## Your objective
The lines wanted are those in the data below that include "weder".

>>>>>

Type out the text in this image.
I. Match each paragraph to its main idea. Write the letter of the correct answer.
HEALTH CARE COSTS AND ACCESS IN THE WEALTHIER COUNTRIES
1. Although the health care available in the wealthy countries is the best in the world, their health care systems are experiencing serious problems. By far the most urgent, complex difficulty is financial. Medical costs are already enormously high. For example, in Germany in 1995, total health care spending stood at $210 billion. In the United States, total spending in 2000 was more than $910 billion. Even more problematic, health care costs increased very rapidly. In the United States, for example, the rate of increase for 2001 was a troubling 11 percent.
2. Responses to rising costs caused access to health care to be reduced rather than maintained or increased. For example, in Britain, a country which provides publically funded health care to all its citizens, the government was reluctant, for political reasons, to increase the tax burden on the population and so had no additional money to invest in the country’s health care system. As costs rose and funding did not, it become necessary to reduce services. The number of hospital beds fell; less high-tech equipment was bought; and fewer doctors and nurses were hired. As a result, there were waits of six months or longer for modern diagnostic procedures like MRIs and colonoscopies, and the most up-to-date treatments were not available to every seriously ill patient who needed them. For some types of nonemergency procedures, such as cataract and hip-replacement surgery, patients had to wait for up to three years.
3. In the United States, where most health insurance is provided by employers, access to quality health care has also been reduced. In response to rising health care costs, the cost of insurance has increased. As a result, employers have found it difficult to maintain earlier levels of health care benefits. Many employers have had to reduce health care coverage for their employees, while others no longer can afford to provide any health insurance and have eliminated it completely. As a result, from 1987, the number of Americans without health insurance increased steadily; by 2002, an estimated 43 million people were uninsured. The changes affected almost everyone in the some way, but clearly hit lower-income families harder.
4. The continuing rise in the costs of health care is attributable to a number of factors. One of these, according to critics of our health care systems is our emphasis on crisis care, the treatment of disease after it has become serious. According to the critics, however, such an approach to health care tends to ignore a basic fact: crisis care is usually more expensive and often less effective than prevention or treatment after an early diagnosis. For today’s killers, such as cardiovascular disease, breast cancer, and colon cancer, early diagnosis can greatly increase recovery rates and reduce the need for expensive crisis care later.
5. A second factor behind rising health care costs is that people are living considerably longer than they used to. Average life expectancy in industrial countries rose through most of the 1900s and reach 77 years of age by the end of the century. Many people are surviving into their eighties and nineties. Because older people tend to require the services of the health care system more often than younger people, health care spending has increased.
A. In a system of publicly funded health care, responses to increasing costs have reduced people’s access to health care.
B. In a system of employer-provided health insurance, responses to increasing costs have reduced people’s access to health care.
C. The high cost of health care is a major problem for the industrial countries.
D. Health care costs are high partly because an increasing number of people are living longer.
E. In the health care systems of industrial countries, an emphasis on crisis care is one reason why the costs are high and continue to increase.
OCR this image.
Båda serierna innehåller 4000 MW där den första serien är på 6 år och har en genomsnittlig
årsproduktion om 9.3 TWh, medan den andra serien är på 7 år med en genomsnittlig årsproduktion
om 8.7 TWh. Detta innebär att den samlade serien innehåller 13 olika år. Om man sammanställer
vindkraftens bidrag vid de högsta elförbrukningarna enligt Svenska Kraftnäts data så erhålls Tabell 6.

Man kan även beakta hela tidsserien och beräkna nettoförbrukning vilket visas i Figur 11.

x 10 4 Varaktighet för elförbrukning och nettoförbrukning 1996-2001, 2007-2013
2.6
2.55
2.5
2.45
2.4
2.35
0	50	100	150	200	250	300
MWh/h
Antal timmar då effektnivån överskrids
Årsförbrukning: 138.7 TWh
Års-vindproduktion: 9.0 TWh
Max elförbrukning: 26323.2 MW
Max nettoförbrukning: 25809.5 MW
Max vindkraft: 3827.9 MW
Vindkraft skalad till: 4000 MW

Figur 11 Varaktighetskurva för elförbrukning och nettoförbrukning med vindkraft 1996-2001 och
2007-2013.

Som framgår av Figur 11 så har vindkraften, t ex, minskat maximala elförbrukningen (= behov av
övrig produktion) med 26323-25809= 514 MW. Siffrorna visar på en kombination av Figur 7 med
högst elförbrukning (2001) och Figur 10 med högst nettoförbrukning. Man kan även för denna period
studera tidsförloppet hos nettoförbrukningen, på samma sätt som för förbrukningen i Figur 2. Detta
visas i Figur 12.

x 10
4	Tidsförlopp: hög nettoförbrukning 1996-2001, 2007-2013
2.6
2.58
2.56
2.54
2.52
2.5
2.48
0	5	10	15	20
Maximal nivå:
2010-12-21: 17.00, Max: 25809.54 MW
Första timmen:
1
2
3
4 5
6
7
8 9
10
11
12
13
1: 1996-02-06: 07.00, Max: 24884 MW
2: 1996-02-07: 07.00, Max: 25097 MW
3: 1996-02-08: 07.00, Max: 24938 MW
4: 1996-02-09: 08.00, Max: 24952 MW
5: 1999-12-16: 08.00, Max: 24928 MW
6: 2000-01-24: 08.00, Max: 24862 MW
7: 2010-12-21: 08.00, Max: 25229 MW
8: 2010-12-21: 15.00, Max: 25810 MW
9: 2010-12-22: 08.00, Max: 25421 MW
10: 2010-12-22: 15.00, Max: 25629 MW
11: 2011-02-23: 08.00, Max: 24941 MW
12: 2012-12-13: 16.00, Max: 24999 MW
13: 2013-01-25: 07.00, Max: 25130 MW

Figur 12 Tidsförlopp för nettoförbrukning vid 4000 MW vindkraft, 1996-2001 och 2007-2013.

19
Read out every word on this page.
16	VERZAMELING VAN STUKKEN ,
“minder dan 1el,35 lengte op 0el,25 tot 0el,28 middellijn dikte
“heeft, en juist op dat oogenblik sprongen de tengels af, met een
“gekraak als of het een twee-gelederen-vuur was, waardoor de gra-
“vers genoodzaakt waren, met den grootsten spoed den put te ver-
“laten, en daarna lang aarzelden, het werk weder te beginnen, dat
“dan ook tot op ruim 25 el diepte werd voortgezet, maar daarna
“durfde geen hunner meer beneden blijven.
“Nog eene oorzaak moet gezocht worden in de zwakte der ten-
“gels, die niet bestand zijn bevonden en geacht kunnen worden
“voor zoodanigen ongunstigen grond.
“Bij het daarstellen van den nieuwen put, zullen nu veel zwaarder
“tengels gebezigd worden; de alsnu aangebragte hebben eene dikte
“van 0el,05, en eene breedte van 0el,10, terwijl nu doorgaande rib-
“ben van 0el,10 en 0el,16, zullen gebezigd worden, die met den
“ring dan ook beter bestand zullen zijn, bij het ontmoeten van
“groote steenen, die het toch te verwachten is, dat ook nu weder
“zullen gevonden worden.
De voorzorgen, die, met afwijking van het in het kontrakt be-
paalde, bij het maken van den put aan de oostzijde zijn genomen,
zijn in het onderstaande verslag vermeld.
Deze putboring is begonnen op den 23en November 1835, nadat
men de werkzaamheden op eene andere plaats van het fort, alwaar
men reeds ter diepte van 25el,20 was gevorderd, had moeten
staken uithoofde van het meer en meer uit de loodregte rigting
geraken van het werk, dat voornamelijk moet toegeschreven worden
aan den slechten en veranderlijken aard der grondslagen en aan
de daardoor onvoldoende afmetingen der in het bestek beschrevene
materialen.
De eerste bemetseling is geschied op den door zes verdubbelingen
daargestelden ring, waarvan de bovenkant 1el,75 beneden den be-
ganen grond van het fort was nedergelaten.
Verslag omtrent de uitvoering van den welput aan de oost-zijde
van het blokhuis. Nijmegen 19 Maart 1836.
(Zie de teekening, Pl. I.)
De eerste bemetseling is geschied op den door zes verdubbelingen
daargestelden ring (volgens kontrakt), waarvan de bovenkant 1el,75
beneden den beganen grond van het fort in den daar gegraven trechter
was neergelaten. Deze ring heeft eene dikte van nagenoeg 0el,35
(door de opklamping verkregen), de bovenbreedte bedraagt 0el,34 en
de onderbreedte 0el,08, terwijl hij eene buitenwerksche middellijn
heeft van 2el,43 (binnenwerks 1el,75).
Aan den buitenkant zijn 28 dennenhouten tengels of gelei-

<<<<<

## Result of the exercise
“laten, en daarna lang aarzelden, het werk weder te beginnen, dat
“groote steenen, die het toch te verwachten is, dat ook nu weder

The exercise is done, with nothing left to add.